• What you will do: Transcribe the entries that follow, word for word.

━━━ Data for processing ━━━

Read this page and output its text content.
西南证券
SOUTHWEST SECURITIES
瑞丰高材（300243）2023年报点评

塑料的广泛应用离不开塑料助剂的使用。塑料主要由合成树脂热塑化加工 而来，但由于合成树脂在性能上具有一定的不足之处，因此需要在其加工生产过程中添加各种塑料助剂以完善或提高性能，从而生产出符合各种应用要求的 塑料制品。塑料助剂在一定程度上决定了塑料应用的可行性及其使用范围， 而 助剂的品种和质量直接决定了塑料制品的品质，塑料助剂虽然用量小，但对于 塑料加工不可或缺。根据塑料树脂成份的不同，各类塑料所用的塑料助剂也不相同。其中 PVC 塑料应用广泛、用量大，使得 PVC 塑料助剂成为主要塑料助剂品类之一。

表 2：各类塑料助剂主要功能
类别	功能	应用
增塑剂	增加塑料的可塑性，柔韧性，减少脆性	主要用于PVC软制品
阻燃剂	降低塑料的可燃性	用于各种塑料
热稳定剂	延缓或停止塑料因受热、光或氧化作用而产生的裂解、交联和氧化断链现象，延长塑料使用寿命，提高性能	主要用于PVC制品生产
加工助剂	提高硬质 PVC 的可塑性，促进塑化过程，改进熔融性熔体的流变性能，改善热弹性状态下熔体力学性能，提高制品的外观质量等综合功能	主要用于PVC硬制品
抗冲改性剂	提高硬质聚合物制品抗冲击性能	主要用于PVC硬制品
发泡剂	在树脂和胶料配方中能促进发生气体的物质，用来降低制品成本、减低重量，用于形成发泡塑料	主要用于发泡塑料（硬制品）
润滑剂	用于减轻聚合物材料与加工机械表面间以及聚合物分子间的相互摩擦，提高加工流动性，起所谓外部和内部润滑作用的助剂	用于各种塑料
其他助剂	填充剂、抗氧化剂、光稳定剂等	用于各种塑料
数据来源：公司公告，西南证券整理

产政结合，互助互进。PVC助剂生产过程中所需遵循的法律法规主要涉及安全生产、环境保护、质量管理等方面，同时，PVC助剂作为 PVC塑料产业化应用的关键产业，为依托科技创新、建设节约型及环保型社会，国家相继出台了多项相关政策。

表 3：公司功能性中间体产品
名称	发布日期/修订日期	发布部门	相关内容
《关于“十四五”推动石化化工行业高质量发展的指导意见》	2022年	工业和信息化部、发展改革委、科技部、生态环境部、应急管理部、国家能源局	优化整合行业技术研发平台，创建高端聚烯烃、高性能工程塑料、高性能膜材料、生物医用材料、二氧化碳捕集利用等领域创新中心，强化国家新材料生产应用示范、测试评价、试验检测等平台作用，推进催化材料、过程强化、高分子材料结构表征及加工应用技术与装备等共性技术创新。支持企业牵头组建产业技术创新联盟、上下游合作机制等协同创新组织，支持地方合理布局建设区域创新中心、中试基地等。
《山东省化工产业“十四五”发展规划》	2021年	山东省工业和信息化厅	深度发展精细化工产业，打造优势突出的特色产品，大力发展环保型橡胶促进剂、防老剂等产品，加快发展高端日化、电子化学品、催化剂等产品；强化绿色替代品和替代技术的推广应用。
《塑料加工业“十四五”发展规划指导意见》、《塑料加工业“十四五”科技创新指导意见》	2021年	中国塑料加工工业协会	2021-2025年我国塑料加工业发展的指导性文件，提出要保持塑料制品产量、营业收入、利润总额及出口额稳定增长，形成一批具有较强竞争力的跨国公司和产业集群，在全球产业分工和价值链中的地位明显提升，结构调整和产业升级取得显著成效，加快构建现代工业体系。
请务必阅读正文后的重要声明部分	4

━━━

• Answer to the problem:
Read this page and output its text content.
西南证券
SOUTHWEST SECURITIES
瑞丰高材（300243）2023年报点评

塑料的广泛应用离不开塑料助剂的使用。塑料主要由合成树脂热塑化加工 而来，但由于合成树脂在性能上具有一定的不足之处，因此需要在其加工生产过程中添加各种塑料助剂以完善或提高性能，从而生产出符合各种应用要求的 塑料制品。塑料助剂在一定程度上决定了塑料应用的可行性及其使用范围， 而 助剂的品种和质量直接决定了塑料制品的品质，塑料助剂虽然用量小，但对于 塑料加工不可或缺。根据塑料树脂成份的不同，各类塑料所用的塑料助剂也不相同。其中 PVC 塑料应用广泛、用量大，使得 PVC 塑料助剂成为主要塑料助剂品类之一。

表 2：各类塑料助剂主要功能
类别	功能	应用
增塑剂	增加塑料的可塑性，柔韧性，减少脆性	主要用于PVC软制品
阻燃剂	降低塑料的可燃性	用于各种塑料
热稳定剂	延缓或停止塑料因受热、光或氧化作用而产生的裂解、交联和氧化断链现象，延长塑料使用寿命，提高性能	主要用于PVC制品生产
加工助剂	提高硬质 PVC 的可塑性，促进塑化过程，改进熔融性熔体的流变性能，改善热弹性状态下熔体力学性能，提高制品的外观质量等综合功能	主要用于PVC硬制品
抗冲改性剂	提高硬质聚合物制品抗冲击性能	主要用于PVC硬制品
发泡剂	在树脂和胶料配方中能促进发生气体的物质，用来降低制品成本、减低重量，用于形成发泡塑料	主要用于发泡塑料（硬制品）
润滑剂	用于减轻聚合物材料与加工机械表面间以及聚合物分子间的相互摩擦，提高加工流动性，起所谓外部和内部润滑作用的助剂	用于各种塑料
其他助剂	填充剂、抗氧化剂、光稳定剂等	用于各种塑料
数据来源：公司公告，西南证券整理

产政结合，互助互进。PVC助剂生产过程中所需遵循的法律法规主要涉及安全生产、环境保护、质量管理等方面，同时，PVC助剂作为 PVC塑料产业化应用的关键产业，为依托科技创新、建设节约型及环保型社会，国家相继出台了多项相关政策。

表 3：公司功能性中间体产品
名称	发布日期/修订日期	发布部门	相关内容
《关于“十四五”推动石化化工行业高质量发展的指导意见》	2022年	工业和信息化部、发展改革委、科技部、生态环境部、应急管理部、国家能源局	优化整合行业技术研发平台，创建高端聚烯烃、高性能工程塑料、高性能膜材料、生物医用材料、二氧化碳捕集利用等领域创新中心，强化国家新材料生产应用示范、测试评价、试验检测等平台作用，推进催化材料、过程强化、高分子材料结构表征及加工应用技术与装备等共性技术创新。支持企业牵头组建产业技术创新联盟、上下游合作机制等协同创新组织，支持地方合理布局建设区域创新中心、中试基地等。
《山东省化工产业“十四五”发展规划》	2021年	山东省工业和信息化厅	深度发展精细化工产业，打造优势突出的特色产品，大力发展环保型橡胶促进剂、防老剂等产品，加快发展高端日化、电子化学品、催化剂等产品；强化绿色替代品和替代技术的推广应用。
《塑料加工业“十四五”发展规划指导意见》、《塑料加工业“十四五”科技创新指导意见》	2021年	中国塑料加工工业协会	2021-2025年我国塑料加工业发展的指导性文件，提出要保持塑料制品产量、营业收入、利润总额及出口额稳定增长，形成一批具有较强竞争力的跨国公司和产业集群，在全球产业分工和价值链中的地位明显提升，结构调整和产业升级取得显著成效，加快构建现代工业体系。
请务必阅读正文后的重要声明部分	4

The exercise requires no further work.